▶ INSTRUCTIONS TO FOLLOW: Copy all lines below containing "thumbnail".

▶ DATA SHOWN:
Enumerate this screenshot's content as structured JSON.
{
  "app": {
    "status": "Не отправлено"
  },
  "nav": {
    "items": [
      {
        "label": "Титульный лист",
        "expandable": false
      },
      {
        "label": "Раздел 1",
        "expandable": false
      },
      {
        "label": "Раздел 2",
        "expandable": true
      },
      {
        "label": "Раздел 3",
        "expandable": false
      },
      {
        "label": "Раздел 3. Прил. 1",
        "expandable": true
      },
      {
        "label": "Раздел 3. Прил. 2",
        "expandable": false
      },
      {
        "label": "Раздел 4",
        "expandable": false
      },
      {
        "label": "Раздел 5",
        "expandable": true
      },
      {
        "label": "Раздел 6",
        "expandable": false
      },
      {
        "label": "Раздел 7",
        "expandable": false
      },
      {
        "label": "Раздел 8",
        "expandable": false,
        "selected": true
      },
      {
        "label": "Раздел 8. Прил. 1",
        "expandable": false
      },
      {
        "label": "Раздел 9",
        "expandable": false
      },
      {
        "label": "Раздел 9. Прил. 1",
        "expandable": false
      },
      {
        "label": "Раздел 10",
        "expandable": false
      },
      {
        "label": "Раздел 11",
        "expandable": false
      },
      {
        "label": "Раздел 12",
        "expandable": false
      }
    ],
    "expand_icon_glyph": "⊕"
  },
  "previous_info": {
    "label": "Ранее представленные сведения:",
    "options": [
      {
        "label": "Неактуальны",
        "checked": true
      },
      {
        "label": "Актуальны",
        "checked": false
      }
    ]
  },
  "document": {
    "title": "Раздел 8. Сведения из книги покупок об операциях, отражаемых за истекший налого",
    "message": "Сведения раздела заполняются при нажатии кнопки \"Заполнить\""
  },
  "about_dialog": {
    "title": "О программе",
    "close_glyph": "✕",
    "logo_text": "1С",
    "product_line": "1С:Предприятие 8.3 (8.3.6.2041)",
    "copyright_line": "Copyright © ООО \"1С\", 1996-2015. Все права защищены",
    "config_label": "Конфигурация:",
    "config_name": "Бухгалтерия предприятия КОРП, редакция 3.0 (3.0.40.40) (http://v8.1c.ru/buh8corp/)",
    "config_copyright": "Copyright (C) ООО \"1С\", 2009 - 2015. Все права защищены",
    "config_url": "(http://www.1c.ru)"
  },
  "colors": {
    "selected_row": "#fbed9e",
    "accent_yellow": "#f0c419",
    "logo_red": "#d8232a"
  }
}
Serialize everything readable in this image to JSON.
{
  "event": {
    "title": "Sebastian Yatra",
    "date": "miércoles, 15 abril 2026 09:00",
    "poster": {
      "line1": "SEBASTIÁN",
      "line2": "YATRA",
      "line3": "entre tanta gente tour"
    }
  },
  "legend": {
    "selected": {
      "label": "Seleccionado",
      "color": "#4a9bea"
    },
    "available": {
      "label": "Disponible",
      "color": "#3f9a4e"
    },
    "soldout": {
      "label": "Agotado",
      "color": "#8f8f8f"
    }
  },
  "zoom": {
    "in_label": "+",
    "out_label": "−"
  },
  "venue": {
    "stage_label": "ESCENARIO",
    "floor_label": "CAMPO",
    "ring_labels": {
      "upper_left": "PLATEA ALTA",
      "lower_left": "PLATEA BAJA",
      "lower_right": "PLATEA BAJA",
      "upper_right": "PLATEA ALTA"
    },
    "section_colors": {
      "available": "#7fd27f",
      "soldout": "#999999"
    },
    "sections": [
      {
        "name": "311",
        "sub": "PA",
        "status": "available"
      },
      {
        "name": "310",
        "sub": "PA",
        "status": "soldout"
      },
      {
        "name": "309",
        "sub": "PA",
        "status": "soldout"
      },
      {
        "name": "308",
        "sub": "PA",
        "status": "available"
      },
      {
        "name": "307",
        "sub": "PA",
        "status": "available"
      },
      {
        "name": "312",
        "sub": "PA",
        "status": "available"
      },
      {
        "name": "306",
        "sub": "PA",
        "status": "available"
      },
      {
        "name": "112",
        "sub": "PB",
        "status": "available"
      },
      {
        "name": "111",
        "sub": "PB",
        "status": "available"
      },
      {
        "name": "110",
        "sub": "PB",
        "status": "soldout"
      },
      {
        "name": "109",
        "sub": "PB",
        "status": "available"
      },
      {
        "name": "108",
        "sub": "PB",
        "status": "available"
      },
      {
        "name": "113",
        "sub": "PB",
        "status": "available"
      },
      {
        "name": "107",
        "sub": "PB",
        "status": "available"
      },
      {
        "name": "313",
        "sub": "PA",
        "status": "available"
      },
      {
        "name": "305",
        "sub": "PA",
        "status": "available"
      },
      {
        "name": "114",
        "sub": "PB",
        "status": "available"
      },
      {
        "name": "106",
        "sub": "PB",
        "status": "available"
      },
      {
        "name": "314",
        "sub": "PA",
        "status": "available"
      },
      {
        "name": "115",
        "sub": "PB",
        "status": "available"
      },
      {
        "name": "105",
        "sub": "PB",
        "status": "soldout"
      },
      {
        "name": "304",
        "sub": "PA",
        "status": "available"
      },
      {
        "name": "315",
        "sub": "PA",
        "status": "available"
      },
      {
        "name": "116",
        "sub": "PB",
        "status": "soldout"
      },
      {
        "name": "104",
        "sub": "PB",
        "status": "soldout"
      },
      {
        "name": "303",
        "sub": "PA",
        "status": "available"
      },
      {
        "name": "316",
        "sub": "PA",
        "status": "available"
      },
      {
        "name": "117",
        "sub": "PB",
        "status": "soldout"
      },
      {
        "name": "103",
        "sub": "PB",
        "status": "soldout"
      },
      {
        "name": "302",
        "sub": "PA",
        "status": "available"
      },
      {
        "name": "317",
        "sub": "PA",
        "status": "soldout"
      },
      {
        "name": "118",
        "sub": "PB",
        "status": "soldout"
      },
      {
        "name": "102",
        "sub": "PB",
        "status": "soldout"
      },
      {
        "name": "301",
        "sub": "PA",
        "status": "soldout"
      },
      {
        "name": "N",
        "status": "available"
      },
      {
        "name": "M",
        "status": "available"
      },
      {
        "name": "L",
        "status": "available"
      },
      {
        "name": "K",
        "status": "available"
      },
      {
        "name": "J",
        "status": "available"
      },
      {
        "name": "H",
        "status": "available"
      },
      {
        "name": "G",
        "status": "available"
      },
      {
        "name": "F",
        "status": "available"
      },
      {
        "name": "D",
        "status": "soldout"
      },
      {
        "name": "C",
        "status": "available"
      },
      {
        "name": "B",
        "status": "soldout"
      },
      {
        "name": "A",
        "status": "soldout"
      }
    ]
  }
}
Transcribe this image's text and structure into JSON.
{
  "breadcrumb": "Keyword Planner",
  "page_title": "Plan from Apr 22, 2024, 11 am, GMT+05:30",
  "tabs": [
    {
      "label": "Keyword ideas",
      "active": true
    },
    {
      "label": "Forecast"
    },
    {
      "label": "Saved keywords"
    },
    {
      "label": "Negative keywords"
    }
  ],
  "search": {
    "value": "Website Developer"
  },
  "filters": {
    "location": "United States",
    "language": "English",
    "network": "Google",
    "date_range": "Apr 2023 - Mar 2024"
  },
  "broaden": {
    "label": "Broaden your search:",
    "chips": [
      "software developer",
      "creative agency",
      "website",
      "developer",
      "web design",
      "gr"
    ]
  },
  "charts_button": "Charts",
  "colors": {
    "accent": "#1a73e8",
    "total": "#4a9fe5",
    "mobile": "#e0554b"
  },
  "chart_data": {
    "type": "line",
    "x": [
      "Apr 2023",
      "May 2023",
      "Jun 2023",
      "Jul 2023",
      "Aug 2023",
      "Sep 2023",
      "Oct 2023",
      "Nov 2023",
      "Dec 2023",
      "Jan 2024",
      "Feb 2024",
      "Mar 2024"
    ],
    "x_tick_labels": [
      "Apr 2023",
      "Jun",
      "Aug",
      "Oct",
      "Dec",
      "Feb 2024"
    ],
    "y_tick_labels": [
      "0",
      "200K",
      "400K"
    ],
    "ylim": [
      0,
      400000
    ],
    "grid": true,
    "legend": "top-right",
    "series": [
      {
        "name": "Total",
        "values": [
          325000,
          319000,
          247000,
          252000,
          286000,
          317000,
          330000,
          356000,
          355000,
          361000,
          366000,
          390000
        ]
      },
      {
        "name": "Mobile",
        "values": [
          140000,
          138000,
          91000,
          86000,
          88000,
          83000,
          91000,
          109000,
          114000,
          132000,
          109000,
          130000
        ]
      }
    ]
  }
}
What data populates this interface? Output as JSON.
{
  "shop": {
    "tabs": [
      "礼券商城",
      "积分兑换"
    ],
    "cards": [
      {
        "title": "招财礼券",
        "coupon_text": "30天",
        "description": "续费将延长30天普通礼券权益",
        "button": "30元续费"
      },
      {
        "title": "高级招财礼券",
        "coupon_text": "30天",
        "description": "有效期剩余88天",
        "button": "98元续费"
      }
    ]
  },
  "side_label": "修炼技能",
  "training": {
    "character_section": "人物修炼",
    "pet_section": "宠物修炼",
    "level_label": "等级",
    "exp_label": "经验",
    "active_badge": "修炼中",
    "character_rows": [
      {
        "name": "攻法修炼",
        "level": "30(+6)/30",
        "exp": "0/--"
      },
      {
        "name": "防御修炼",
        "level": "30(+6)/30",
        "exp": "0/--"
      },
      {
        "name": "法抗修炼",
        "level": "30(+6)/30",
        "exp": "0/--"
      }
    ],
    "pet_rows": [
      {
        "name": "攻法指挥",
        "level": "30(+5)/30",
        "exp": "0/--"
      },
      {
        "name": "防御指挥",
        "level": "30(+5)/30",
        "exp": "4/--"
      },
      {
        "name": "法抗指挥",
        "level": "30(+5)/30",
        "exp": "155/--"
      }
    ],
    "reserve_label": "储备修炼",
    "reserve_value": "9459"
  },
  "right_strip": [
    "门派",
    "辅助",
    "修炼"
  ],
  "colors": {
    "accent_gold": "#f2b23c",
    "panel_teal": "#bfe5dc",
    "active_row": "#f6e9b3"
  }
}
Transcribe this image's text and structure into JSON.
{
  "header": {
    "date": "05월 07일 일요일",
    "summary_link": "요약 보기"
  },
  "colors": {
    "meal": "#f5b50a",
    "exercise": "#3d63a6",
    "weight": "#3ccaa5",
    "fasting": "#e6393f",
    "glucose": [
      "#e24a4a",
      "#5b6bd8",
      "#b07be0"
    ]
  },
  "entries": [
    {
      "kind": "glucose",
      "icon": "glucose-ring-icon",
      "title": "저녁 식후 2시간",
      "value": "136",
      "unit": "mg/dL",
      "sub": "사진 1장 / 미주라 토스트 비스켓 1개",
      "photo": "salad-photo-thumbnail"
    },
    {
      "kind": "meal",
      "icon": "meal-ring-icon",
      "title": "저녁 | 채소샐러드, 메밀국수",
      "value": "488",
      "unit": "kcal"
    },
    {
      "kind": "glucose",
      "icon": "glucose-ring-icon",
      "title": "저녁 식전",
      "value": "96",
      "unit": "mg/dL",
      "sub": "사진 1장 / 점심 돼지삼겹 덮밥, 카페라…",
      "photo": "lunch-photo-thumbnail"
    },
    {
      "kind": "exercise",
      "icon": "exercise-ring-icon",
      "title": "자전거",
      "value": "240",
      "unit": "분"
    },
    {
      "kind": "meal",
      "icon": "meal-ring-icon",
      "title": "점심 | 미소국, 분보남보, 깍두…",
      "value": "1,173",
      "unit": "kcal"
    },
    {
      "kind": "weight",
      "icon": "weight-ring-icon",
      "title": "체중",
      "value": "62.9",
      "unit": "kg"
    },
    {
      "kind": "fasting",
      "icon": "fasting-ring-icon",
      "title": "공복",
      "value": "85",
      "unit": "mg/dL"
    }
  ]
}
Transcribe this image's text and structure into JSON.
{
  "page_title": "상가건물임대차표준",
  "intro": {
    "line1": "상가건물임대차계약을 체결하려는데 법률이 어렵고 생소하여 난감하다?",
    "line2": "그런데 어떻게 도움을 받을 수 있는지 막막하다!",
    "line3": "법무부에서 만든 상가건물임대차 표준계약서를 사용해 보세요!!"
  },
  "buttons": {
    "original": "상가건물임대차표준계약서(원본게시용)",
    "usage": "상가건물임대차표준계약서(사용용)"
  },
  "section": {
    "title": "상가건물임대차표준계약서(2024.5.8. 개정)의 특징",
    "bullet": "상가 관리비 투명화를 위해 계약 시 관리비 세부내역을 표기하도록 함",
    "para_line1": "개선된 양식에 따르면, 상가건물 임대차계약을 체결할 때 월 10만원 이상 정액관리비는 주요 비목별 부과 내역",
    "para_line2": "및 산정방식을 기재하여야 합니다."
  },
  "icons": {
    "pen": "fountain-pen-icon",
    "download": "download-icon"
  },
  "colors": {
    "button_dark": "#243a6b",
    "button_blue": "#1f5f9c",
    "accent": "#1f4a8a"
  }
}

▶ SOLUTION BELOW:
      "photo": "salad-photo-thumbnail"
      "photo": "lunch-photo-thumbnail"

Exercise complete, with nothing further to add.